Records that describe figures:
··········
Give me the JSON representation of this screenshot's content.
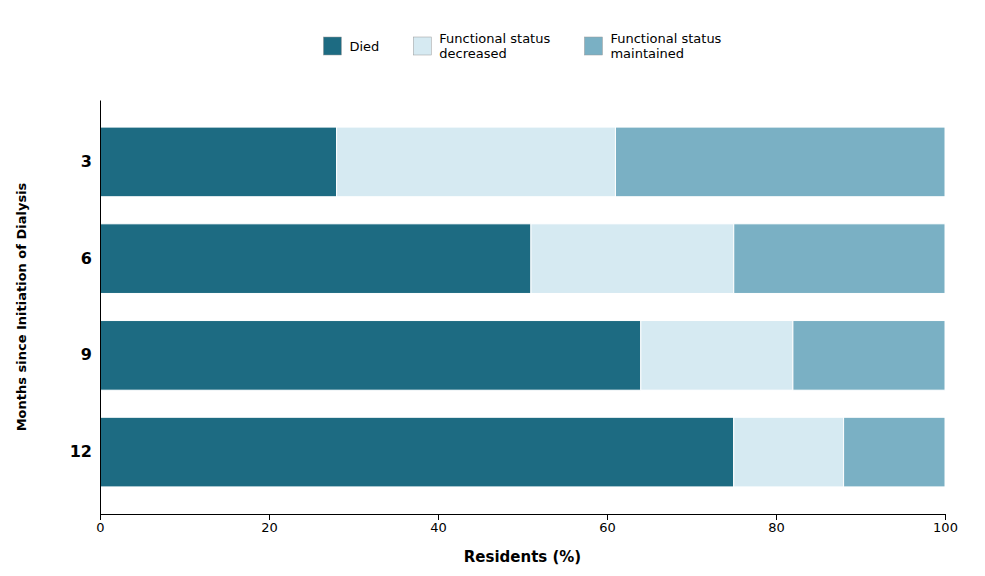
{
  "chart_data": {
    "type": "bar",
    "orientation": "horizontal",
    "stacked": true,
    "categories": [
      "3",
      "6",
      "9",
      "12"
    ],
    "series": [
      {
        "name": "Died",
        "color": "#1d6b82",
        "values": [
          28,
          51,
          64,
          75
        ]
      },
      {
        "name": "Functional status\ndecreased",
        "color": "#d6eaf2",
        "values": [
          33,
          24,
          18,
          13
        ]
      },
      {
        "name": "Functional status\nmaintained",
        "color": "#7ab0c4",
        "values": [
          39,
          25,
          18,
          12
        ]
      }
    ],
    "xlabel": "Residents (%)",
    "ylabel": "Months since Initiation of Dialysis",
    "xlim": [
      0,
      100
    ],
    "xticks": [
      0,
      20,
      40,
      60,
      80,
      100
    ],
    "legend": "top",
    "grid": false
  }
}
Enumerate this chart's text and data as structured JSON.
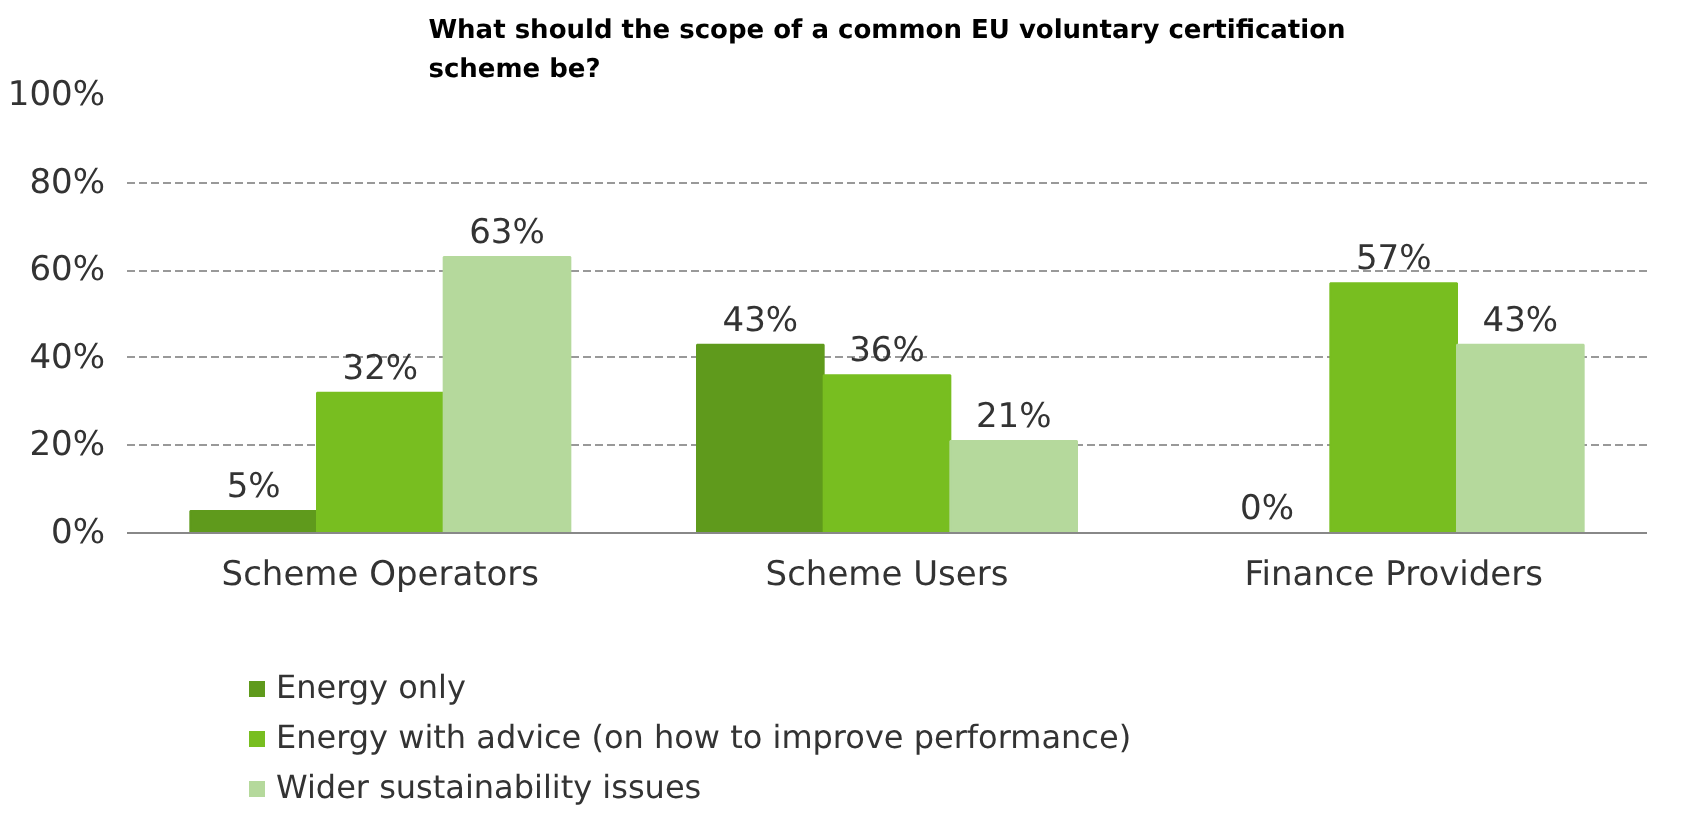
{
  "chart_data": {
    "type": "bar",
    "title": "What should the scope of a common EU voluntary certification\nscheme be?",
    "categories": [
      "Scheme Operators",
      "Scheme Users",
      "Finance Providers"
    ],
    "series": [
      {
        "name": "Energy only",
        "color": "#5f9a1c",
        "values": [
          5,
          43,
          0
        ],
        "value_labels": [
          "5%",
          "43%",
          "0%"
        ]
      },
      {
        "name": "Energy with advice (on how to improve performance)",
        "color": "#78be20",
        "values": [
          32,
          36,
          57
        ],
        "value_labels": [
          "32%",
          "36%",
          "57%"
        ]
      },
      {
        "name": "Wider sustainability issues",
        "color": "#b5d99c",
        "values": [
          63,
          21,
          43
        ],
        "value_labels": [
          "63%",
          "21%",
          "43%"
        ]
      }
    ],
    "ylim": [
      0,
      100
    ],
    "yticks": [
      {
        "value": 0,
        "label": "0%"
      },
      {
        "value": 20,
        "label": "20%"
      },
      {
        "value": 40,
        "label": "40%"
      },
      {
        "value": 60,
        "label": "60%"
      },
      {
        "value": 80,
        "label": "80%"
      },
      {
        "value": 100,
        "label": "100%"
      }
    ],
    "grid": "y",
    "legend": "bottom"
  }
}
··········
**Objective**
Repeat the data exactly, excluding the pictures.

**Answer**
Give me the JSON representation of this screenshot's content.
{
  "chart_data": {
    "type": "bar",
    "orientation": "horizontal",
    "stacked": true,
    "categories": [
      "3",
      "6",
      "9",
      "12"
    ],
    "series": [
      {
        "name": "Died",
        "color": "#1d6b82",
        "values": [
          28,
          51,
          64,
          75
        ]
      },
      {
        "name": "Functional status\ndecreased",
        "color": "#d6eaf2",
        "values": [
          33,
          24,
          18,
          13
        ]
      },
      {
        "name": "Functional status\nmaintained",
        "color": "#7ab0c4",
        "values": [
          39,
          25,
          18,
          12
        ]
      }
    ],
    "xlabel": "Residents (%)",
    "ylabel": "Months since Initiation of Dialysis",
    "xlim": [
      0,
      100
    ],
    "xticks": [
      0,
      20,
      40,
      60,
      80,
      100
    ],
    "legend": "top",
    "grid": false
  }
}
Enumerate this chart's text and data as structured JSON.
{
  "chart_data": {
    "type": "bar",
    "title": "What should the scope of a common EU voluntary certification\nscheme be?",
    "categories": [
      "Scheme Operators",
      "Scheme Users",
      "Finance Providers"
    ],
    "series": [
      {
        "name": "Energy only",
        "color": "#5f9a1c",
        "values": [
          5,
          43,
          0
        ],
        "value_labels": [
          "5%",
          "43%",
          "0%"
        ]
      },
      {
        "name": "Energy with advice (on how to improve performance)",
        "color": "#78be20",
        "values": [
          32,
          36,
          57
        ],
        "value_labels": [
          "32%",
          "36%",
          "57%"
        ]
      },
      {
        "name": "Wider sustainability issues",
        "color": "#b5d99c",
        "values": [
          63,
          21,
          43
        ],
        "value_labels": [
          "63%",
          "21%",
          "43%"
        ]
      }
    ],
    "ylim": [
      0,
      100
    ],
    "yticks": [
      {
        "value": 0,
        "label": "0%"
      },
      {
        "value": 20,
        "label": "20%"
      },
      {
        "value": 40,
        "label": "40%"
      },
      {
        "value": 60,
        "label": "60%"
      },
      {
        "value": 80,
        "label": "80%"
      },
      {
        "value": 100,
        "label": "100%"
      }
    ],
    "grid": "y",
    "legend": "bottom"
  }
}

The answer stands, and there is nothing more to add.